**WORK REQUIRED**
Report how many lines below contain the word "editing", and give only that number.

Chart and figure data
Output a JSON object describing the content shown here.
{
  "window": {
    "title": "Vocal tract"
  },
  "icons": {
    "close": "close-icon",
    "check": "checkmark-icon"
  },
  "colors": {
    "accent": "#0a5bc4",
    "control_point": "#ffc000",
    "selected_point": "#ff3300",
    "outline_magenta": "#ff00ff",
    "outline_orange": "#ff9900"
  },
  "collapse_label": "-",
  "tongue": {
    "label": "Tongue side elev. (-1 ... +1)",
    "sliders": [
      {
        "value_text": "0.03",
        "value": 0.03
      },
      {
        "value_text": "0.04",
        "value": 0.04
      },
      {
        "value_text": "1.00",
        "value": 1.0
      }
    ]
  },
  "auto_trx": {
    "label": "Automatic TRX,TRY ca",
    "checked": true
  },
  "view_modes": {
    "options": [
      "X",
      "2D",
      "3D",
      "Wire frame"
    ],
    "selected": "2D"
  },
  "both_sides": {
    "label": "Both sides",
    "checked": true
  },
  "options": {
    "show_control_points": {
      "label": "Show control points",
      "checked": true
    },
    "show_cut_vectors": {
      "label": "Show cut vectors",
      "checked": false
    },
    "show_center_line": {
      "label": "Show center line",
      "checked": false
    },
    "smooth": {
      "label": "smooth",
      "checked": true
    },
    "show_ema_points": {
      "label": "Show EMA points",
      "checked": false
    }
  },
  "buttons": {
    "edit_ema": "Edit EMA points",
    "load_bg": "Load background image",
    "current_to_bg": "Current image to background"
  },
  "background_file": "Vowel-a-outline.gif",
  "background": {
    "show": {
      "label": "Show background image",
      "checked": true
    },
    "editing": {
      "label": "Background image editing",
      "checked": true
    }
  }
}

**COMPLETE RESPONSE**
2